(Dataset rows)
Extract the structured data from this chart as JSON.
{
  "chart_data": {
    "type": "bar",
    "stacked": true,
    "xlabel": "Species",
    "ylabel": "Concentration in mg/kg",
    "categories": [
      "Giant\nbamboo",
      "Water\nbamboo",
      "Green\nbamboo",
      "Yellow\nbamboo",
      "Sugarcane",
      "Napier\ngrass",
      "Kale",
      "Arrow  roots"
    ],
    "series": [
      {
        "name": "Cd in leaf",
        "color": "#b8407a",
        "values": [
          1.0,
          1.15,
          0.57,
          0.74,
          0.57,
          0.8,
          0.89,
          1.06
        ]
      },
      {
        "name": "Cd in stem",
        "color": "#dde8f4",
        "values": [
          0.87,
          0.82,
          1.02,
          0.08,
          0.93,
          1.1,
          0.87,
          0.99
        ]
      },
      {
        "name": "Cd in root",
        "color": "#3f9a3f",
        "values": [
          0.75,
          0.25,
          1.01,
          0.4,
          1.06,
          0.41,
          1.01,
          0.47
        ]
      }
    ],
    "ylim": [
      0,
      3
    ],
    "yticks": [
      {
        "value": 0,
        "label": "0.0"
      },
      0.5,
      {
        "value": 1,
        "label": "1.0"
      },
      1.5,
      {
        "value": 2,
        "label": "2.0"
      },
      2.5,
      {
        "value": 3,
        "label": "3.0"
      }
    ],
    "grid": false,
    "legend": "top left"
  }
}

§ Task objective: Give back each line above precisely as it stands.

§ Full response:
Extract the structured data from this chart as JSON.
{
  "chart_data": {
    "type": "bar",
    "stacked": true,
    "xlabel": "Species",
    "ylabel": "Concentration in mg/kg",
    "categories": [
      "Giant\nbamboo",
      "Water\nbamboo",
      "Green\nbamboo",
      "Yellow\nbamboo",
      "Sugarcane",
      "Napier\ngrass",
      "Kale",
      "Arrow  roots"
    ],
    "series": [
      {
        "name": "Cd in leaf",
        "color": "#b8407a",
        "values": [
          1.0,
          1.15,
          0.57,
          0.74,
          0.57,
          0.8,
          0.89,
          1.06
        ]
      },
      {
        "name": "Cd in stem",
        "color": "#dde8f4",
        "values": [
          0.87,
          0.82,
          1.02,
          0.08,
          0.93,
          1.1,
          0.87,
          0.99
        ]
      },
      {
        "name": "Cd in root",
        "color": "#3f9a3f",
        "values": [
          0.75,
          0.25,
          1.01,
          0.4,
          1.06,
          0.41,
          1.01,
          0.47
        ]
      }
    ],
    "ylim": [
      0,
      3
    ],
    "yticks": [
      {
        "value": 0,
        "label": "0.0"
      },
      0.5,
      {
        "value": 1,
        "label": "1.0"
      },
      1.5,
      {
        "value": 2,
        "label": "2.0"
      },
      2.5,
      {
        "value": 3,
        "label": "3.0"
      }
    ],
    "grid": false,
    "legend": "top left"
  }
}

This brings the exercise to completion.